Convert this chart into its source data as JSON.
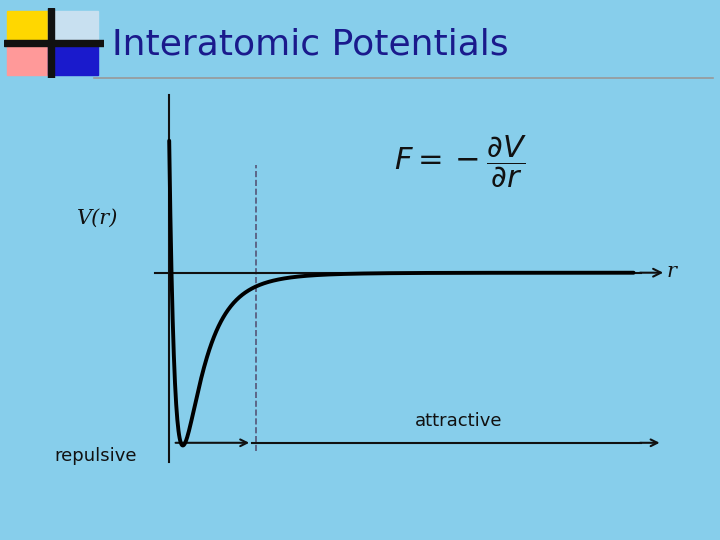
{
  "background_color": "#87CEEB",
  "title": "Interatomic Potentials",
  "title_color": "#1a1a8c",
  "title_fontsize": 26,
  "curve_color": "#000000",
  "curve_linewidth": 2.8,
  "axis_color": "#111111",
  "dashed_color": "#555577",
  "xlabel": "r",
  "ylabel": "V(r)",
  "label_color": "#111111",
  "label_fontsize": 15,
  "repulsive_text": "repulsive",
  "attractive_text": "attractive",
  "arrow_color": "#111111",
  "formula_color": "#111111",
  "logo_yellow": "#FFD700",
  "logo_pink": "#FF9999",
  "logo_blue": "#1a1aCC",
  "logo_white": "#C8E0F0",
  "logo_black": "#111111",
  "separator_color": "#999999"
}
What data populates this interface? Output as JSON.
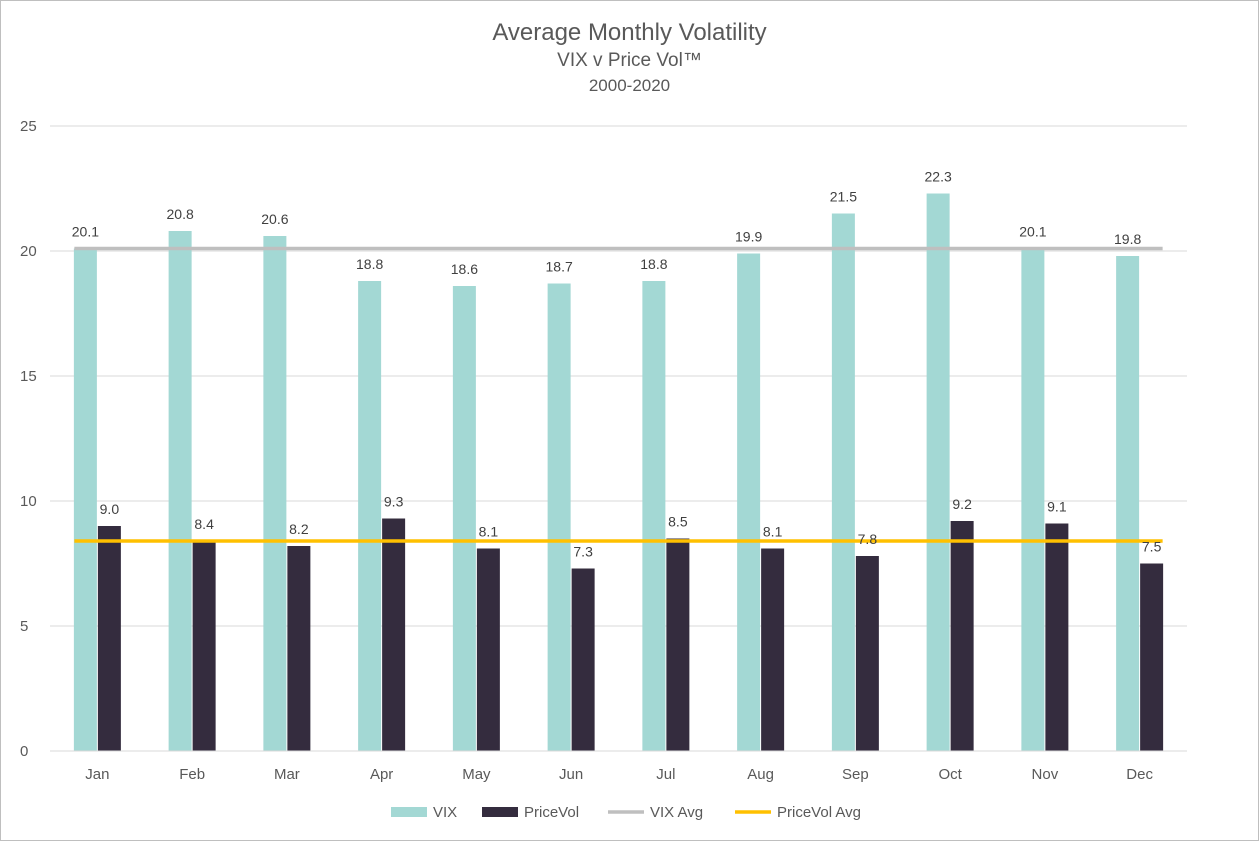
{
  "chart_data": {
    "type": "bar",
    "title": "Average Monthly Volatility",
    "subtitle": "VIX v Price Vol™",
    "subtitle2": "2000-2020",
    "categories": [
      "Jan",
      "Feb",
      "Mar",
      "Apr",
      "May",
      "Jun",
      "Jul",
      "Aug",
      "Sep",
      "Oct",
      "Nov",
      "Dec"
    ],
    "series": [
      {
        "name": "VIX",
        "values": [
          20.1,
          20.8,
          20.6,
          18.8,
          18.6,
          18.7,
          18.8,
          19.9,
          21.5,
          22.3,
          20.1,
          19.8
        ],
        "color": "#a3d8d4"
      },
      {
        "name": "PriceVol",
        "values": [
          9.0,
          8.4,
          8.2,
          9.3,
          8.1,
          7.3,
          8.5,
          8.1,
          7.8,
          9.2,
          9.1,
          7.5
        ],
        "color": "#342c3e"
      }
    ],
    "lines": [
      {
        "name": "VIX Avg",
        "value": 20.1,
        "color": "#bfbfbf"
      },
      {
        "name": "PriceVol Avg",
        "value": 8.4,
        "color": "#ffc000"
      }
    ],
    "ylim": [
      0,
      25
    ],
    "yticks": [
      "0",
      "5",
      "10",
      "15",
      "20",
      "25"
    ],
    "grid": true,
    "legend": "bottom"
  }
}
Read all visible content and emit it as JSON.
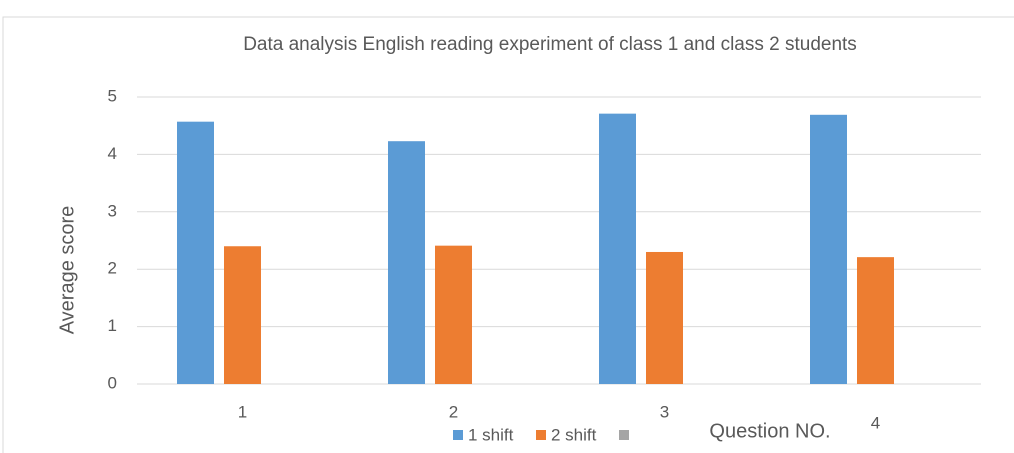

----------------------------------------

What the task requires | Provide the number of lines containing the string "JSON", with no other output.

Answer in full | 3